** BEGIN Data in this exercise **

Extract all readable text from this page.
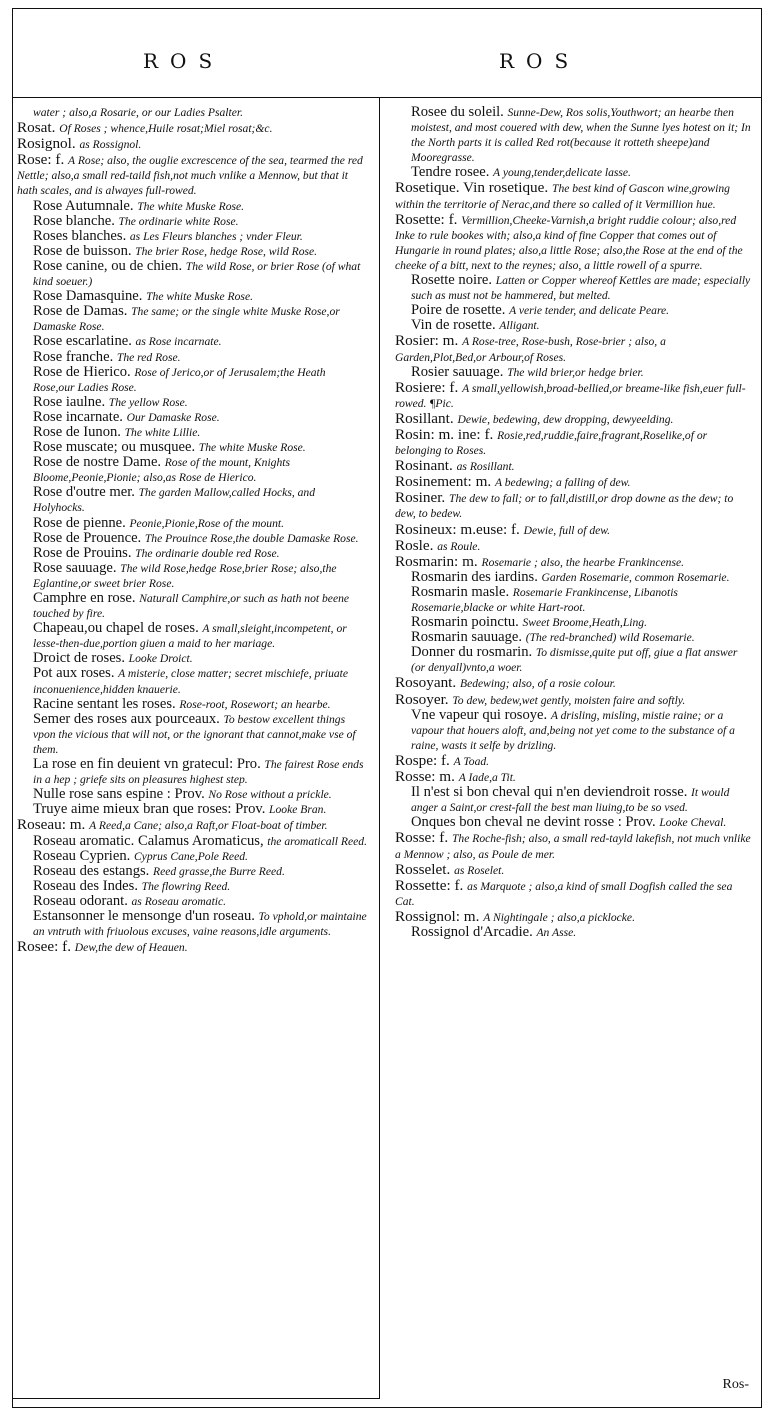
ROS	ROS

water ; also,a Rosarie, or our Ladies Psalter.

Rosat. Of Roses ; whence,Huile rosat;Miel rosat;&c.

Rosignol. as Rossignol.

Rose: f. A Rose; also, the ouglie excrescence of the sea, tearmed the red Nettle; also,a small red-taild fish,not much vnlike a Mennow, but that it hath scales, and is alwayes full-rowed.

Rose Autumnale. The white Muske Rose.

Rose blanche. The ordinarie white Rose.

Roses blanches. as Les Fleurs blanches ; vnder Fleur.

Rose de buisson. The brier Rose, hedge Rose, wild Rose.

Rose canine, ou de chien. The wild Rose, or brier Rose (of what kind soeuer.)

Rose Damasquine. The white Muske Rose.

Rose de Damas. The same; or the single white Muske Rose,or Damaske Rose.

Rose escarlatine. as Rose incarnate.

Rose franche. The red Rose.

Rose de Hierico. Rose of Jerico,or of Jerusalem;the Heath Rose,our Ladies Rose.

Rose iaulne. The yellow Rose.

Rose incarnate. Our Damaske Rose.

Rose de Iunon. The white Lillie.

Rose muscate; ou musquee. The white Muske Rose.

Rose de nostre Dame. Rose of the mount, Knights Bloome,Peonie,Pionie; also,as Rose de Hierico.

Rose d'outre mer. The garden Mallow,called Hocks, and Holyhocks.

Rose de pienne. Peonie,Pionie,Rose of the mount.

Rose de Prouence. The Prouince Rose,the double Damaske Rose.

Rose de Prouins. The ordinarie double red Rose.

Rose sauuage. The wild Rose,hedge Rose,brier Rose; also,the Eglantine,or sweet brier Rose.

Camphre en rose. Naturall Camphire,or such as hath not beene touched by fire.

Chapeau,ou chapel de roses. A small,sleight,incompetent, or lesse-then-due,portion giuen a maid to her mariage.

Droict de roses. Looke Droict.

Pot aux roses. A misterie, close matter; secret mischiefe, priuate inconuenience,hidden knauerie.

Racine sentant les roses. Rose-root, Rosewort; an hearbe.

Semer des roses aux pourceaux. To bestow excellent things vpon the vicious that will not, or the ignorant that cannot,make vse of them.

La rose en fin deuient vn gratecul: Pro. The fairest Rose ends in a hep ; griefe sits on pleasures highest step.

Nulle rose sans espine : Prov. No Rose without a prickle.

Truye aime mieux bran que roses: Prov. Looke Bran.

Roseau: m. A Reed,a Cane; also,a Raft,or Float-boat of timber.

Roseau aromatic. Calamus Aromaticus, the aromaticall Reed.

Roseau Cyprien. Cyprus Cane,Pole Reed.

Roseau des estangs. Reed grasse,the Burre Reed.

Roseau des Indes. The flowring Reed.

Roseau odorant. as Roseau aromatic.

Estansonner le mensonge d'un roseau. To vphold,or maintaine an vntruth with friuolous excuses, vaine reasons,idle arguments.

Rosee: f. Dew,the dew of Heauen.

Rosee du soleil. Sunne-Dew, Ros solis,Youthwort; an hearbe then moistest, and most couered with dew, when the Sunne lyes hotest on it; In the North parts it is called Red rot(because it rotteth sheepe)and Mooregrasse.

Tendre rosee. A young,tender,delicate lasse.

Rosetique. Vin rosetique. The best kind of Gascon wine,growing within the territorie of Nerac,and there so called of it Vermillion hue.

Rosette: f. Vermillion,Cheeke-Varnish,a bright ruddie colour; also,red Inke to rule bookes with; also,a kind of fine Copper that comes out of Hungarie in round plates; also,a little Rose; also,the Rose at the end of the cheeke of a bitt, next to the reynes; also, a little rowell of a spurre.

Rosette noire. Latten or Copper whereof Kettles are made; especially such as must not be hammered, but melted.

Poire de rosette. A verie tender, and delicate Peare.

Vin de rosette. Alligant.

Rosier: m. A Rose-tree, Rose-bush, Rose-brier ; also, a Garden,Plot,Bed,or Arbour,of Roses.

Rosier sauuage. The wild brier,or hedge brier.

Rosiere: f. A small,yellowish,broad-bellied,or breame-like fish,euer full-rowed. ¶Pic.

Rosillant. Dewie, bedewing, dew dropping, dewyeelding.

Rosin: m. ine: f. Rosie,red,ruddie,faire,fragrant,Roselike,of or belonging to Roses.

Rosinant. as Rosillant.

Rosinement: m. A bedewing; a falling of dew.

Rosiner. The dew to fall; or to fall,distill,or drop downe as the dew; to dew, to bedew.

Rosineux: m.euse: f. Dewie, full of dew.

Rosle. as Roule.

Rosmarin: m. Rosemarie ; also, the hearbe Frankincense.

Rosmarin des iardins. Garden Rosemarie, common Rosemarie.

Rosmarin masle. Rosemarie Frankincense, Libanotis Rosemarie,blacke or white Hart-root.

Rosmarin poinctu. Sweet Broome,Heath,Ling.

Rosmarin sauuage. (The red-branched) wild Rosemarie.

Donner du rosmarin. To dismisse,quite put off, giue a flat answer (or denyall)vnto,a woer.

Rosoyant. Bedewing; also, of a rosie colour.

Rosoyer. To dew, bedew,wet gently, moisten faire and softly.

Vne vapeur qui rosoye. A drisling, misling, mistie raine; or a vapour that houers aloft, and,being not yet come to the substance of a raine, wasts it selfe by drizling.

Rospe: f. A Toad.

Rosse: m. A Iade,a Tit.

Il n'est si bon cheval qui n'en deviendroit rosse. It would anger a Saint,or crest-fall the best man liuing,to be so vsed.

Onques bon cheval ne devint rosse : Prov. Looke Cheval.

Rosse: f. The Roche-fish; also, a small red-tayld lakefish, not much vnlike a Mennow ; also, as Poule de mer.

Rosselet. as Roselet.

Rossette: f. as Marquote ; also,a kind of small Dogfish called the sea Cat.

Rossignol: m. A Nightingale ; also,a picklocke.

Rossignol d'Arcadie. An Asse.

Ros-
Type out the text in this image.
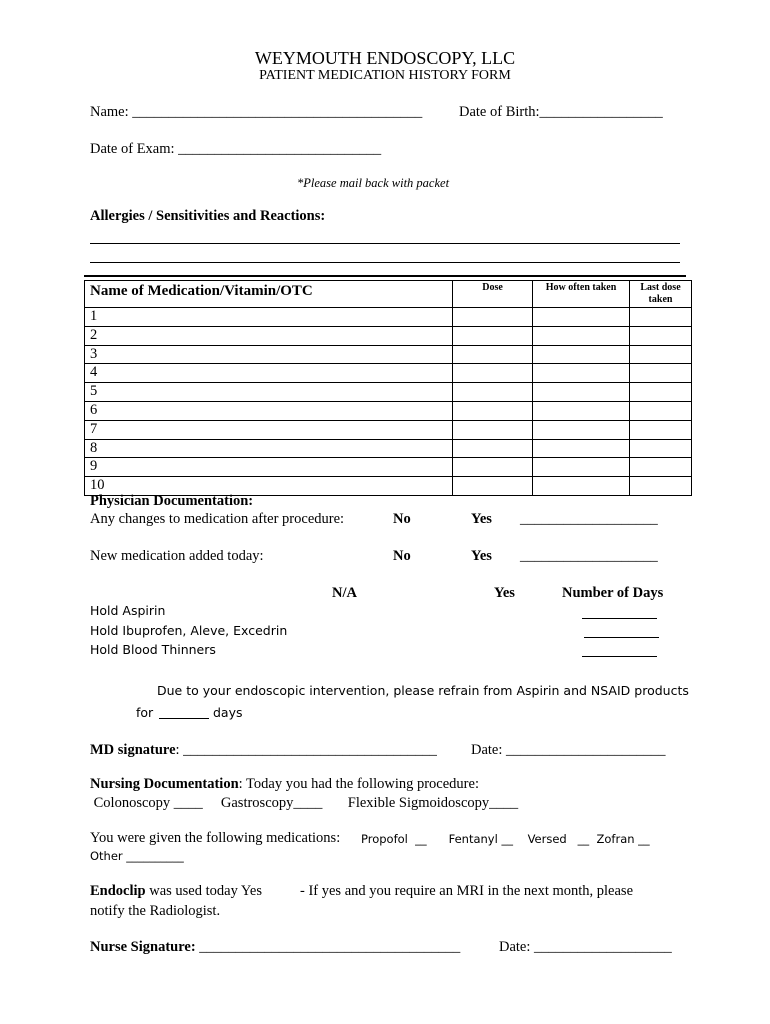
WEYMOUTH ENDOSCOPY, LLC
PATIENT MEDICATION HISTORY FORM
Name: ________________________________________	Date of Birth:_________________
Date of Exam: ____________________________
*Please mail back with packet
Allergies / Sensitivities and Reactions:
Name of Medication/Vitamin/OTC	Dose	How often taken	Last dose
taken

1			
2			
3			
4			
5			
6			
7			
8			
9			
10			
Physician Documentation:
Any changes to medication after procedure:	No	Yes ___________________
New medication added today:	No	Yes ___________________
N/A	Yes	Number of Days
Hold Aspirin
Hold Ibuprofen, Aleve, Excedrin
Hold Blood Thinners
Due to your endoscopic intervention, please refrain from Aspirin and NSAID products
for	days
MD signature: ___________________________________ Date: ______________________
Nursing Documentation: Today you had the following procedure:
Colonoscopy ____     Gastroscopy____       Flexible Sigmoidoscopy____
You were given the following medications: Propofol  __      Fentanyl __    Versed   __  Zofran __
Other __________
Endoclip was used today Yes	- If yes and you require an MRI in the next month, please
notify the Radiologist.
Nurse Signature: ____________________________________	Date: ___________________
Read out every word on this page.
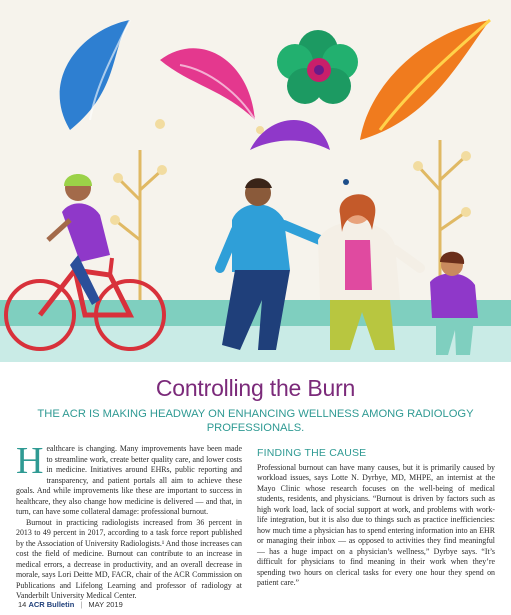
Controlling the Burn
THE ACR IS MAKING HEADWAY ON ENHANCING WELLNESS AMONG RADIOLOGY PROFESSIONALS.

Healthcare is changing. Many improvements have been made to streamline work, create better quality care, and lower costs in medicine. Initiatives around EHRs, public reporting and transparency, and patient portals all aim to achieve these goals. And while improvements like these are important to success in healthcare, they also change how medicine is delivered — and that, in turn, can have some collateral damage: professional burnout.

Burnout in practicing radiologists increased from 36 percent in 2013 to 49 percent in 2017, according to a task force report published by the Association of University Radiologists.¹ And those increases can cost the field of medicine. Burnout can contribute to an increase in medical errors, a decrease in productivity, and an overall decrease in morale, says Lori Deitte MD, FACR, chair of the ACR Commission on Publications and Lifelong Learning and professor of radiology at Vanderbilt University Medical Center.

FINDING THE CAUSE

Professional burnout can have many causes, but it is primarily caused by workload issues, says Lotte N. Dyrbye, MD, MHPE, an internist at the Mayo Clinic whose research focuses on the well-being of medical students, residents, and physicians. “Burnout is driven by factors such as high work load, lack of social support at work, and problems with work-life integration, but it is also due to things such as practice inefficiencies: how much time a physician has to spend entering information into an EHR or managing their inbox — as opposed to activities they find meaningful — has a huge impact on a physician’s wellness,” Dyrbye says. “It’s difficult for physicians to find meaning in their work when they’re spending two hours on clerical tasks for every one hour they spend on patient care.”

14 ACR Bulletin | MAY 2019
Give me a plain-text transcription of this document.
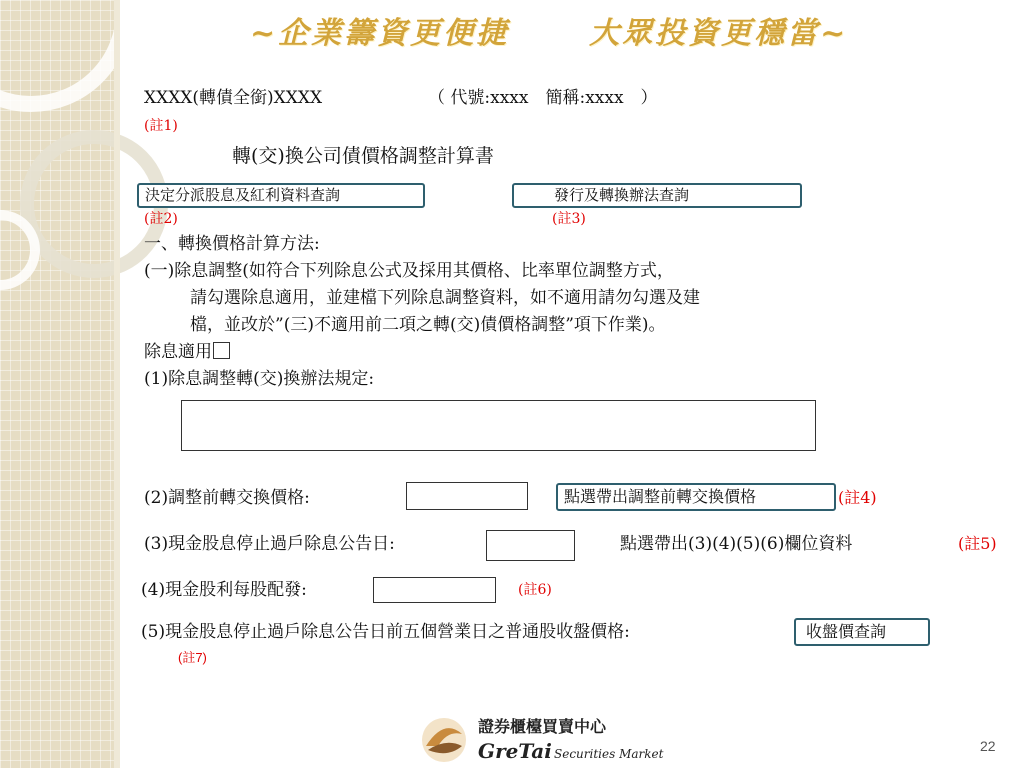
~企業籌資更便捷	大眾投資更穩當~
XXXX(轉債全銜)XXXX	（ 代號:xxxx　簡稱:xxxx　）
(註1)
轉(交)換公司債價格調整計算書
決定分派股息及紅利資料查詢	發行及轉換辦法查詢
(註2)	(註3)
一、轉換價格計算方法:
(一)除息調整(如符合下列除息公式及採用其價格、比率單位調整方式，
請勾選除息適用，並建檔下列除息調整資料，如不適用請勿勾選及建
檔，並改於”(三)不適用前二項之轉(交)債價格調整”項下作業)。
除息適用
(1)除息調整轉(交)換辦法規定:
(2)調整前轉交換價格:	點選帶出調整前轉交換價格	(註4)
(3)現金股息停止過戶除息公告日:	點選帶出(3)(4)(5)(6)欄位資料	(註5)
(4)現金股利每股配發:	(註6)
(5)現金股息停止過戶除息公告日前五個營業日之普通股收盤價格:	收盤價查詢
(註7)
證券櫃檯買賣中心
GreTai Securities Market	22
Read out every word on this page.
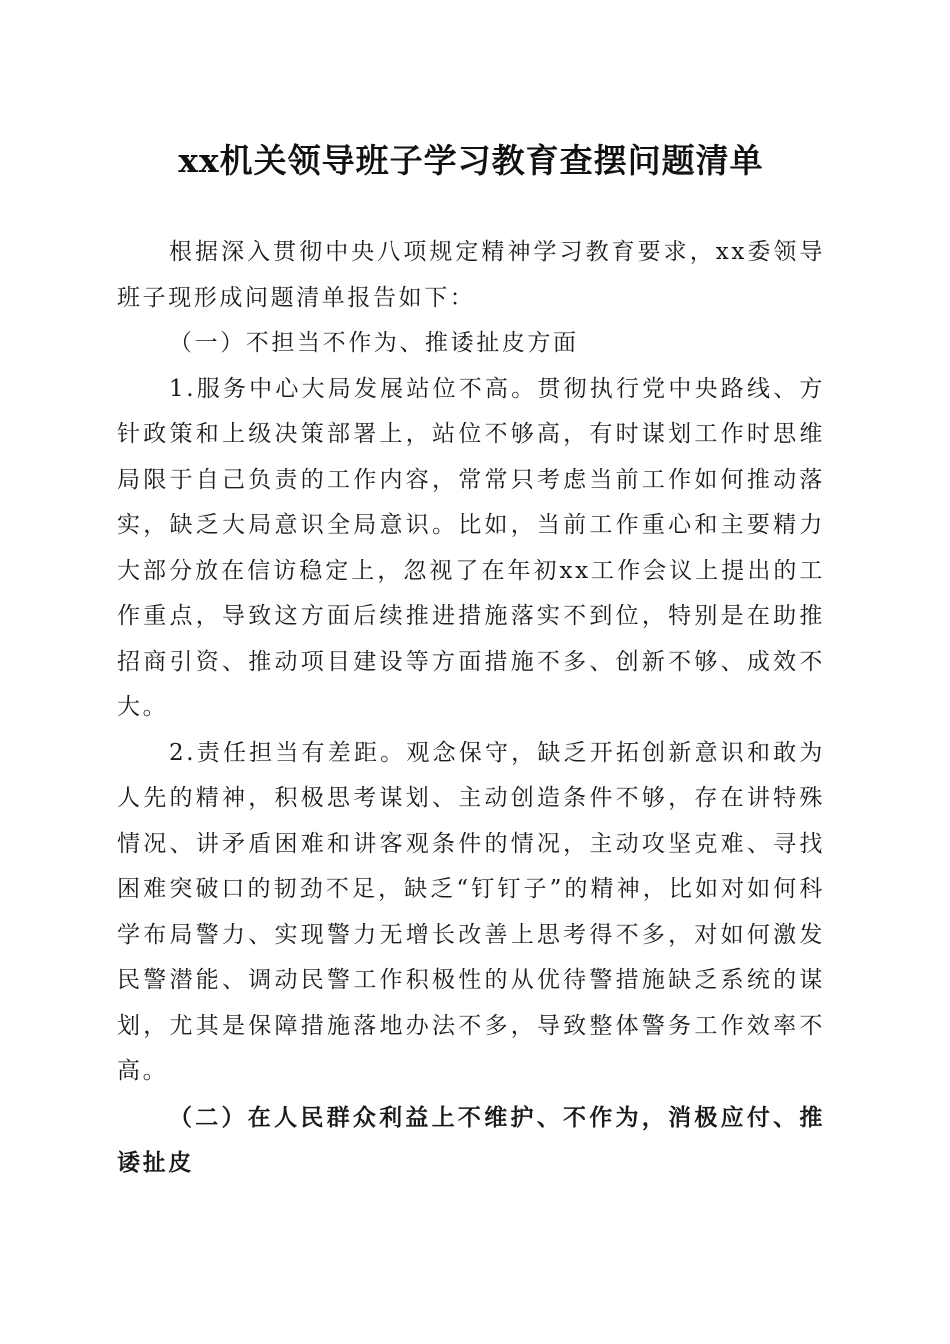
xx机关领导班子学习教育查摆问题清单

根据深入贯彻中央八项规定精神学习教育要求，xx委领导班子现形成问题清单报告如下：

（一）不担当不作为、推诿扯皮方面

1.服务中心大局发展站位不高。贯彻执行党中央路线、方针政策和上级决策部署上，站位不够高，有时谋划工作时思维局限于自己负责的工作内容，常常只考虑当前工作如何推动落实，缺乏大局意识全局意识。比如，当前工作重心和主要精力大部分放在信访稳定上，忽视了在年初xx工作会议上提出的工作重点，导致这方面后续推进措施落实不到位，特别是在助推招商引资、推动项目建设等方面措施不多、创新不够、成效不大。

2.责任担当有差距。观念保守，缺乏开拓创新意识和敢为人先的精神，积极思考谋划、主动创造条件不够，存在讲特殊情况、讲矛盾困难和讲客观条件的情况，主动攻坚克难、寻找困难突破口的韧劲不足，缺乏“钉钉子”的精神，比如对如何科学布局警力、实现警力无增长改善上思考得不多，对如何激发民警潜能、调动民警工作积极性的从优待警措施缺乏系统的谋划，尤其是保障措施落地办法不多，导致整体警务工作效率不高。

（二）在人民群众利益上不维护、不作为，消极应付、推诿扯皮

** END Data in this exercise **

Leave out every picture and write out exactly the lines running from the line containing "Give me a plain-text" to the end of the listing above.

- Task output -
Give me a plain-text transcription of this document.
~企業籌資更便捷	大眾投資更穩當~
XXXX(轉債全銜)XXXX	（ 代號:xxxx　簡稱:xxxx　）
(註1)
轉(交)換公司債價格調整計算書
決定分派股息及紅利資料查詢	發行及轉換辦法查詢
(註2)	(註3)
一、轉換價格計算方法:
(一)除息調整(如符合下列除息公式及採用其價格、比率單位調整方式，
請勾選除息適用，並建檔下列除息調整資料，如不適用請勿勾選及建
檔，並改於”(三)不適用前二項之轉(交)債價格調整”項下作業)。
除息適用
(1)除息調整轉(交)換辦法規定:
(2)調整前轉交換價格:	點選帶出調整前轉交換價格	(註4)
(3)現金股息停止過戶除息公告日:	點選帶出(3)(4)(5)(6)欄位資料	(註5)
(4)現金股利每股配發:	(註6)
(5)現金股息停止過戶除息公告日前五個營業日之普通股收盤價格:	收盤價查詢
(註7)
證券櫃檯買賣中心
GreTai Securities Market	22
Read out every word on this page.
xx机关领导班子学习教育查摆问题清单

根据深入贯彻中央八项规定精神学习教育要求，xx委领导班子现形成问题清单报告如下：

（一）不担当不作为、推诿扯皮方面

1.服务中心大局发展站位不高。贯彻执行党中央路线、方针政策和上级决策部署上，站位不够高，有时谋划工作时思维局限于自己负责的工作内容，常常只考虑当前工作如何推动落实，缺乏大局意识全局意识。比如，当前工作重心和主要精力大部分放在信访稳定上，忽视了在年初xx工作会议上提出的工作重点，导致这方面后续推进措施落实不到位，特别是在助推招商引资、推动项目建设等方面措施不多、创新不够、成效不大。

2.责任担当有差距。观念保守，缺乏开拓创新意识和敢为人先的精神，积极思考谋划、主动创造条件不够，存在讲特殊情况、讲矛盾困难和讲客观条件的情况，主动攻坚克难、寻找困难突破口的韧劲不足，缺乏“钉钉子”的精神，比如对如何科学布局警力、实现警力无增长改善上思考得不多，对如何激发民警潜能、调动民警工作积极性的从优待警措施缺乏系统的谋划，尤其是保障措施落地办法不多，导致整体警务工作效率不高。

（二）在人民群众利益上不维护、不作为，消极应付、推诿扯皮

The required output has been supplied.